┌──

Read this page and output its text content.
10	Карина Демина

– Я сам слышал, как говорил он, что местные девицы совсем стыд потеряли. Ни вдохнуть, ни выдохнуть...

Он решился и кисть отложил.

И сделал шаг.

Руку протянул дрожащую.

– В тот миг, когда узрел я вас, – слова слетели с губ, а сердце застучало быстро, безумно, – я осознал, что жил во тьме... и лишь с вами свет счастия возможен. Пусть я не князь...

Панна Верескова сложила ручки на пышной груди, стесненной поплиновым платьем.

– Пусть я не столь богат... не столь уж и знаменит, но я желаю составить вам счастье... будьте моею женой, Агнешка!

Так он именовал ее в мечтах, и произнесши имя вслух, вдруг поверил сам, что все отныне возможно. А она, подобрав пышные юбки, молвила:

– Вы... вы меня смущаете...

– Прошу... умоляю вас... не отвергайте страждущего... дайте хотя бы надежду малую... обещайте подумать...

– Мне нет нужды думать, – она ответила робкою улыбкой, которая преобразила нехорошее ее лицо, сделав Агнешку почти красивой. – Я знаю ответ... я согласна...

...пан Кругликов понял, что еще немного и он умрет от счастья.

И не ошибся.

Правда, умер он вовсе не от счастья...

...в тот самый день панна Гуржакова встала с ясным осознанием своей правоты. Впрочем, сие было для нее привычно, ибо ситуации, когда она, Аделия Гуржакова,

└──

GOAL OF THE EXERCISE: Return every line exactly.

SOLUTION FOR THIS PROBLEM:
Read this page and output its text content.
10	Карина Демина

– Я сам слышал, как говорил он, что местные девицы совсем стыд потеряли. Ни вдохнуть, ни выдохнуть...

Он решился и кисть отложил.

И сделал шаг.

Руку протянул дрожащую.

– В тот миг, когда узрел я вас, – слова слетели с губ, а сердце застучало быстро, безумно, – я осознал, что жил во тьме... и лишь с вами свет счастия возможен. Пусть я не князь...

Панна Верескова сложила ручки на пышной груди, стесненной поплиновым платьем.

– Пусть я не столь богат... не столь уж и знаменит, но я желаю составить вам счастье... будьте моею женой, Агнешка!

Так он именовал ее в мечтах, и произнесши имя вслух, вдруг поверил сам, что все отныне возможно. А она, подобрав пышные юбки, молвила:

– Вы... вы меня смущаете...

– Прошу... умоляю вас... не отвергайте страждущего... дайте хотя бы надежду малую... обещайте подумать...

– Мне нет нужды думать, – она ответила робкою улыбкой, которая преобразила нехорошее ее лицо, сделав Агнешку почти красивой. – Я знаю ответ... я согласна...

...пан Кругликов понял, что еще немного и он умрет от счастья.

И не ошибся.

Правда, умер он вовсе не от счастья...

...в тот самый день панна Гуржакова встала с ясным осознанием своей правоты. Впрочем, сие было для нее привычно, ибо ситуации, когда она, Аделия Гуржакова,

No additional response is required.